Saved entries:
........
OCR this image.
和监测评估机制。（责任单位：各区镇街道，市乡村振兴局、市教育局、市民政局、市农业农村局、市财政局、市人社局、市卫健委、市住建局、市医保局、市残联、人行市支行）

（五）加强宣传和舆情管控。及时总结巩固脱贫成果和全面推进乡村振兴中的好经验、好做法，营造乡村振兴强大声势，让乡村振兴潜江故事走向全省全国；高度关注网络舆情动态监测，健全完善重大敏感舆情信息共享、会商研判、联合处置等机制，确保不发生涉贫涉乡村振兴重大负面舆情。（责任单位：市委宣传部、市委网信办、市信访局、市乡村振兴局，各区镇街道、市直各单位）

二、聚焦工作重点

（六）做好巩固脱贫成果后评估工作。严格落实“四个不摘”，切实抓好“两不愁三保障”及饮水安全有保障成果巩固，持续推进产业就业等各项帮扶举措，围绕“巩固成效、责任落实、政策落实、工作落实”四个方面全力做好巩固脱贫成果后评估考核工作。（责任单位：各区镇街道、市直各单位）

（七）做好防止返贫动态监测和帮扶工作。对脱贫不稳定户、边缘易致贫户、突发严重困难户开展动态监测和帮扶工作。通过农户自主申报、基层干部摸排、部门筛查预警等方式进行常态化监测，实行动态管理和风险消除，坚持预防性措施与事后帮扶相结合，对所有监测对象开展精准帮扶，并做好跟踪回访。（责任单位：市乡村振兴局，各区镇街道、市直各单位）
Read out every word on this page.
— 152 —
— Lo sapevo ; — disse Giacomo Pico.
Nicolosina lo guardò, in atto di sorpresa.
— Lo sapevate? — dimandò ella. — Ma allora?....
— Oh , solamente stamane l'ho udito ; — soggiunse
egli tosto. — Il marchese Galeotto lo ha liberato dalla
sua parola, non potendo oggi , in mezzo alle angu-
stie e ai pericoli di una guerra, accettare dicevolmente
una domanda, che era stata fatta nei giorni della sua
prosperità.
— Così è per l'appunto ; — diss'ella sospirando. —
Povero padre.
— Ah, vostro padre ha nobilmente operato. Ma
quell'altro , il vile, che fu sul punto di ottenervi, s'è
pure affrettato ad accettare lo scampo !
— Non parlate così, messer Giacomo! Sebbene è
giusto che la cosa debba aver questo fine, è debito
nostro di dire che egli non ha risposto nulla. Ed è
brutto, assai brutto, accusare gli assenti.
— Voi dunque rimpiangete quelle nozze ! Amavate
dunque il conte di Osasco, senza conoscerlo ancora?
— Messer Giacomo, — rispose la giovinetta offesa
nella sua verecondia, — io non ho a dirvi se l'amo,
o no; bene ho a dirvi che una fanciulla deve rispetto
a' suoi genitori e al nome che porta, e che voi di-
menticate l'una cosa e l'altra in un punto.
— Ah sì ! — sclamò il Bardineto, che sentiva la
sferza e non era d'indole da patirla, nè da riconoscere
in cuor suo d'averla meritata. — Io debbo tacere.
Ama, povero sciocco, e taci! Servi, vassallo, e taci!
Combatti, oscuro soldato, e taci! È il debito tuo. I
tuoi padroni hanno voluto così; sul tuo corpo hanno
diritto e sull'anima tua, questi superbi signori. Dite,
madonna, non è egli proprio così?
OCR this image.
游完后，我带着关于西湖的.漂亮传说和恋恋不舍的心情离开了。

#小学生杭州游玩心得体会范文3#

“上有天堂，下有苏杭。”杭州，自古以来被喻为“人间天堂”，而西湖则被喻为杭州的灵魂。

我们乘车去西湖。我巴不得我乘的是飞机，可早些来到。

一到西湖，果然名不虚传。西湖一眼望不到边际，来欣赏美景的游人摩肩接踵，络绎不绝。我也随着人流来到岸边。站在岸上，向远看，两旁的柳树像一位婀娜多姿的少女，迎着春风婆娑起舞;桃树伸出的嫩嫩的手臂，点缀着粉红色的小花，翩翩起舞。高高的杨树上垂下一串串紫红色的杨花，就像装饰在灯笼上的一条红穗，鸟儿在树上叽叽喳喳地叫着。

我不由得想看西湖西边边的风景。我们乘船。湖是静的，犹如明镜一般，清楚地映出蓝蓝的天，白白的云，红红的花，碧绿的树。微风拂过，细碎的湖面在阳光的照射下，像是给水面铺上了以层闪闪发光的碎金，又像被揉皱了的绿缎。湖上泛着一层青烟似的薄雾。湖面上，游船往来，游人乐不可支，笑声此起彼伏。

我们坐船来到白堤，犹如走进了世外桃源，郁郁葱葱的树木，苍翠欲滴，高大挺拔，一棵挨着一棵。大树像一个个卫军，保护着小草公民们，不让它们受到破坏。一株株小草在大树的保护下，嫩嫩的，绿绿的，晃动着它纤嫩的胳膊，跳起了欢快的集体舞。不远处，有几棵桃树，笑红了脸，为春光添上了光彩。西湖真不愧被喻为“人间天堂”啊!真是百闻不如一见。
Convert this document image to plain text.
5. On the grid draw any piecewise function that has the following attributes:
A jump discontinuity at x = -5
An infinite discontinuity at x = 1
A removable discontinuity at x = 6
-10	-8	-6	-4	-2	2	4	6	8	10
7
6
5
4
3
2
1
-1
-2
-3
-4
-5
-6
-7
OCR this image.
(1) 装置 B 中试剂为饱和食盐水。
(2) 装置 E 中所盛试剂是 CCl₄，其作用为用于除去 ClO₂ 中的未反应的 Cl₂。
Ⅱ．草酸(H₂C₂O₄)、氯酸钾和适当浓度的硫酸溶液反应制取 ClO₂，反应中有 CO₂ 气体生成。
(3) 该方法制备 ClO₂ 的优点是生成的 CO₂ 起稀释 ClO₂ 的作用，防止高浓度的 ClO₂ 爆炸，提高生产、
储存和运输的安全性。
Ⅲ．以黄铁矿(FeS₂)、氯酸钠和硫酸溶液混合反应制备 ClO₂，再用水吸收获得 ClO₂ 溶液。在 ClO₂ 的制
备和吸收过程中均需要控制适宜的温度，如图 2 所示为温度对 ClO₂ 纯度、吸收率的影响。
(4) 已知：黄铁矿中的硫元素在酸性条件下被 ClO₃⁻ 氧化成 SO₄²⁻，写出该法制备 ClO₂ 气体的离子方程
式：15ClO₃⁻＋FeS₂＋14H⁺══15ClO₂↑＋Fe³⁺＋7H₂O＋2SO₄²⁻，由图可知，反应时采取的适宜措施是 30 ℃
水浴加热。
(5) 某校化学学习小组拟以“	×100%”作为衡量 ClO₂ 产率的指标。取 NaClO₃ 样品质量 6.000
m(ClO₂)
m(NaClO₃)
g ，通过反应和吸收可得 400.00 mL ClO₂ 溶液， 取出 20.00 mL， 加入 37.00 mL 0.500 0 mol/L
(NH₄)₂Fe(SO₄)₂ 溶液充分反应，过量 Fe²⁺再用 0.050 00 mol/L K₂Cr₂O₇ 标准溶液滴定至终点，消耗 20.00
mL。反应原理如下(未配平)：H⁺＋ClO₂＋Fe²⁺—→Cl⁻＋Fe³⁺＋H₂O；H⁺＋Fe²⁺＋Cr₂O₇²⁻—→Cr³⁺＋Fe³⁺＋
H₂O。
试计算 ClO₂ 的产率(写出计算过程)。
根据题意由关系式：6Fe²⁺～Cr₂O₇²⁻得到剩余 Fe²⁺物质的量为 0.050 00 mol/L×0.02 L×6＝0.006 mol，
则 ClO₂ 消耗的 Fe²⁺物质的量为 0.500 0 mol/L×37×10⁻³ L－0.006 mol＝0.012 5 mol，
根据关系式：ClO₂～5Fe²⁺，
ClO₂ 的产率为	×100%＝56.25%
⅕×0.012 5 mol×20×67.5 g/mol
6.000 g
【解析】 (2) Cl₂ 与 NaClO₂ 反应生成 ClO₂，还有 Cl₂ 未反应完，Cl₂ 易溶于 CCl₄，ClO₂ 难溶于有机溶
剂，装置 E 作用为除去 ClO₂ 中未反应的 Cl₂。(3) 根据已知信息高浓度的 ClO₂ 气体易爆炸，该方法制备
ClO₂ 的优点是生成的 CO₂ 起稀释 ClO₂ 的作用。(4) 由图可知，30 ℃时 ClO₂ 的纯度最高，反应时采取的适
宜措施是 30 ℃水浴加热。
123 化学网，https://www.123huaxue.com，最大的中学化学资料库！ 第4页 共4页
........
[The task]
Write out every line of the preceding listing that contains "Cr₂O₇²".

[Task output]
mL。反应原理如下(未配平)：H⁺＋ClO₂＋Fe²⁺—→Cl⁻＋Fe³⁺＋H₂O；H⁺＋Fe²⁺＋Cr₂O₇²⁻—→Cr³⁺＋Fe³⁺＋
根据题意由关系式：6Fe²⁺～Cr₂O₇²⁻得到剩余 Fe²⁺物质的量为 0.050 00 mol/L×0.02 L×6＝0.006 mol，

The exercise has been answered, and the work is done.